[Dataset items]
-------

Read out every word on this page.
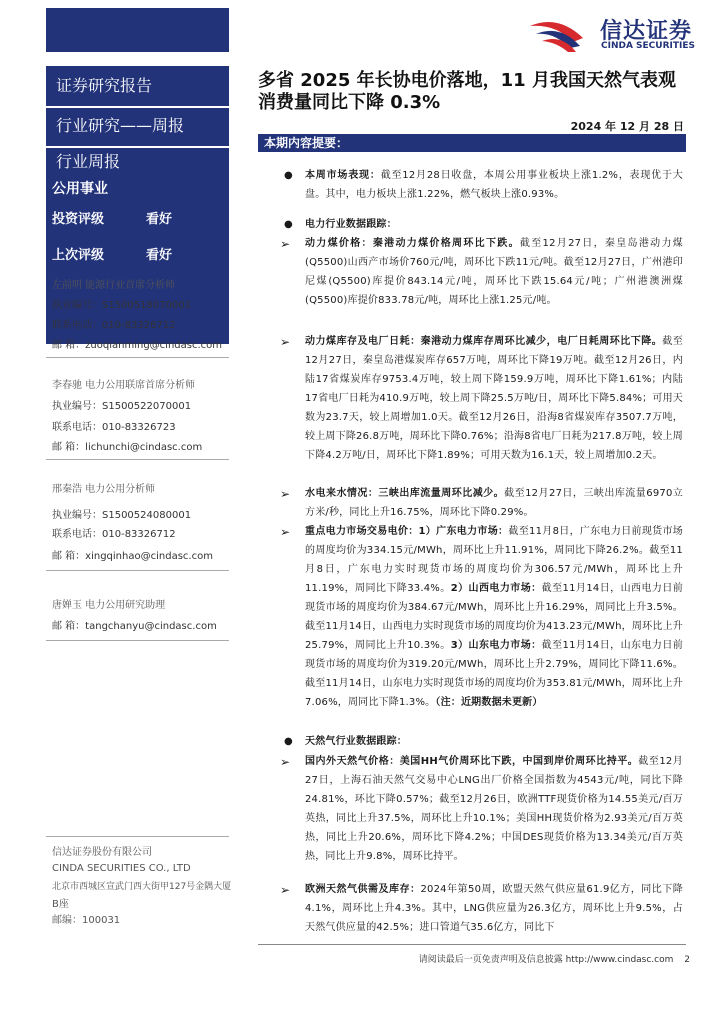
信达证券
CINDA SECURITIES
证券研究报告
行业研究——周报
行业周报
公用事业
投资评级	看好
上次评级	看好
左前明 能源行业首席分析师
执业编号：S1500518070001
联系电话：010-83326712
邮 箱：zuoqianming@cindasc.com
李春驰 电力公用联席首席分析师
执业编号：S1500522070001
联系电话：010-83326723
邮 箱：lichunchi@cindasc.com
邢秦浩 电力公用分析师
执业编号：S1500524080001
联系电话：010-83326712
邮 箱：xingqinhao@cindasc.com
唐婵玉 电力公用研究助理
邮 箱：tangchanyu@cindasc.com
信达证券股份有限公司
CINDA SECURITIES CO., LTD
北京市西城区宣武门西大街甲127号金隅大厦
B座
邮编：100031
多省 2025 年长协电价落地，11 月我国天然气表观
消费量同比下降 0.3%
2024 年 12 月 28 日
本期内容提要：
● 本周市场表现：截至12月28日收盘，本周公用事业板块上涨1.2%，表现优于大盘。其中，电力板块上涨1.22%，燃气板块上涨0.93%。
● 电力行业数据跟踪：
➢ 动力煤价格：秦港动力煤价格周环比下跌。截至12月27日，秦皇岛港动力煤(Q5500)山西产市场价760元/吨，周环比下跌11元/吨。截至12月27日，广州港印尼煤(Q5500)库提价843.14元/吨，周环比下跌15.64元/吨；广州港澳洲煤(Q5500)库提价833.78元/吨，周环比上涨1.25元/吨。
➢ 动力煤库存及电厂日耗：秦港动力煤库存周环比减少，电厂日耗周环比下降。截至12月27日，秦皇岛港煤炭库存657万吨，周环比下降19万吨。截至12月26日，内陆17省煤炭库存9753.4万吨，较上周下降159.9万吨，周环比下降1.61%；内陆17省电厂日耗为410.9万吨，较上周下降25.5万吨/日，周环比下降5.84%；可用天数为23.7天，较上周增加1.0天。截至12月26日，沿海8省煤炭库存3507.7万吨，较上周下降26.8万吨，周环比下降0.76%；沿海8省电厂日耗为217.8万吨，较上周下降4.2万吨/日，周环比下降1.89%；可用天数为16.1天，较上周增加0.2天。
➢ 水电来水情况：三峡出库流量周环比减少。截至12月27日，三峡出库流量6970立方米/秒，同比上升16.75%，周环比下降0.29%。
➢ 重点电力市场交易电价：1）广东电力市场：截至11月8日，广东电力日前现货市场的周度均价为334.15元/MWh，周环比上升11.91%，周同比下降26.2%。截至11月8日，广东电力实时现货市场的周度均价为306.57元/MWh，周环比上升11.19%，周同比下降33.4%。2）山西电力市场：截至11月14日，山西电力日前现货市场的周度均价为384.67元/MWh，周环比上升16.29%，周同比上升3.5%。截至11月14日，山西电力实时现货市场的周度均价为413.23元/MWh，周环比上升25.79%，周同比上升10.3%。3）山东电力市场：截至11月14日，山东电力日前现货市场的周度均价为319.20元/MWh，周环比上升2.79%，周同比下降11.6%。截至11月14日，山东电力实时现货市场的周度均价为353.81元/MWh，周环比上升7.06%，周同比下降1.3%。（注：近期数据未更新）
● 天然气行业数据跟踪：
➢ 国内外天然气价格：美国HH气价周环比下跌，中国到岸价周环比持平。截至12月27日，上海石油天然气交易中心LNG出厂价格全国指数为4543元/吨，同比下降24.81%，环比下降0.57%；截至12月26日，欧洲TTF现货价格为14.55美元/百万英热，同比上升37.5%，周环比上升10.1%；美国HH现货价格为2.93美元/百万英热，同比上升20.6%，周环比下降4.2%；中国DES现货价格为13.34美元/百万英热，同比上升9.8%，周环比持平。
➢ 欧洲天然气供需及库存：2024年第50周，欧盟天然气供应量61.9亿方，同比下降4.1%，周环比上升4.3%。其中，LNG供应量为26.3亿方，周环比上升9.5%，占天然气供应量的42.5%；进口管道气35.6亿方，同比下
请阅读最后一页免责声明及信息披露 http://www.cindasc.com 2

-------

● INSTRUCTIONS TO FOLLOW
Make an exact copy of all the material, but keep the pictures out of it.

● EXERCISE ANSWER
Read out every word on this page.
信达证券
CINDA SECURITIES
证券研究报告
行业研究——周报
行业周报
公用事业
投资评级	看好
上次评级	看好
左前明 能源行业首席分析师
执业编号：S1500518070001
联系电话：010-83326712
邮 箱：zuoqianming@cindasc.com
李春驰 电力公用联席首席分析师
执业编号：S1500522070001
联系电话：010-83326723
邮 箱：lichunchi@cindasc.com
邢秦浩 电力公用分析师
执业编号：S1500524080001
联系电话：010-83326712
邮 箱：xingqinhao@cindasc.com
唐婵玉 电力公用研究助理
邮 箱：tangchanyu@cindasc.com
信达证券股份有限公司
CINDA SECURITIES CO., LTD
北京市西城区宣武门西大街甲127号金隅大厦
B座
邮编：100031
多省 2025 年长协电价落地，11 月我国天然气表观
消费量同比下降 0.3%
2024 年 12 月 28 日
本期内容提要：
● 本周市场表现：截至12月28日收盘，本周公用事业板块上涨1.2%，表现优于大盘。其中，电力板块上涨1.22%，燃气板块上涨0.93%。
● 电力行业数据跟踪：
➢ 动力煤价格：秦港动力煤价格周环比下跌。截至12月27日，秦皇岛港动力煤(Q5500)山西产市场价760元/吨，周环比下跌11元/吨。截至12月27日，广州港印尼煤(Q5500)库提价843.14元/吨，周环比下跌15.64元/吨；广州港澳洲煤(Q5500)库提价833.78元/吨，周环比上涨1.25元/吨。
➢ 动力煤库存及电厂日耗：秦港动力煤库存周环比减少，电厂日耗周环比下降。截至12月27日，秦皇岛港煤炭库存657万吨，周环比下降19万吨。截至12月26日，内陆17省煤炭库存9753.4万吨，较上周下降159.9万吨，周环比下降1.61%；内陆17省电厂日耗为410.9万吨，较上周下降25.5万吨/日，周环比下降5.84%；可用天数为23.7天，较上周增加1.0天。截至12月26日，沿海8省煤炭库存3507.7万吨，较上周下降26.8万吨，周环比下降0.76%；沿海8省电厂日耗为217.8万吨，较上周下降4.2万吨/日，周环比下降1.89%；可用天数为16.1天，较上周增加0.2天。
➢ 水电来水情况：三峡出库流量周环比减少。截至12月27日，三峡出库流量6970立方米/秒，同比上升16.75%，周环比下降0.29%。
➢ 重点电力市场交易电价：1）广东电力市场：截至11月8日，广东电力日前现货市场的周度均价为334.15元/MWh，周环比上升11.91%，周同比下降26.2%。截至11月8日，广东电力实时现货市场的周度均价为306.57元/MWh，周环比上升11.19%，周同比下降33.4%。2）山西电力市场：截至11月14日，山西电力日前现货市场的周度均价为384.67元/MWh，周环比上升16.29%，周同比上升3.5%。截至11月14日，山西电力实时现货市场的周度均价为413.23元/MWh，周环比上升25.79%，周同比上升10.3%。3）山东电力市场：截至11月14日，山东电力日前现货市场的周度均价为319.20元/MWh，周环比上升2.79%，周同比下降11.6%。截至11月14日，山东电力实时现货市场的周度均价为353.81元/MWh，周环比上升7.06%，周同比下降1.3%。（注：近期数据未更新）
● 天然气行业数据跟踪：
➢ 国内外天然气价格：美国HH气价周环比下跌，中国到岸价周环比持平。截至12月27日，上海石油天然气交易中心LNG出厂价格全国指数为4543元/吨，同比下降24.81%，环比下降0.57%；截至12月26日，欧洲TTF现货价格为14.55美元/百万英热，同比上升37.5%，周环比上升10.1%；美国HH现货价格为2.93美元/百万英热，同比上升20.6%，周环比下降4.2%；中国DES现货价格为13.34美元/百万英热，同比上升9.8%，周环比持平。
➢ 欧洲天然气供需及库存：2024年第50周，欧盟天然气供应量61.9亿方，同比下降4.1%，周环比上升4.3%。其中，LNG供应量为26.3亿方，周环比上升9.5%，占天然气供应量的42.5%；进口管道气35.6亿方，同比下
请阅读最后一页免责声明及信息披露 http://www.cindasc.com 2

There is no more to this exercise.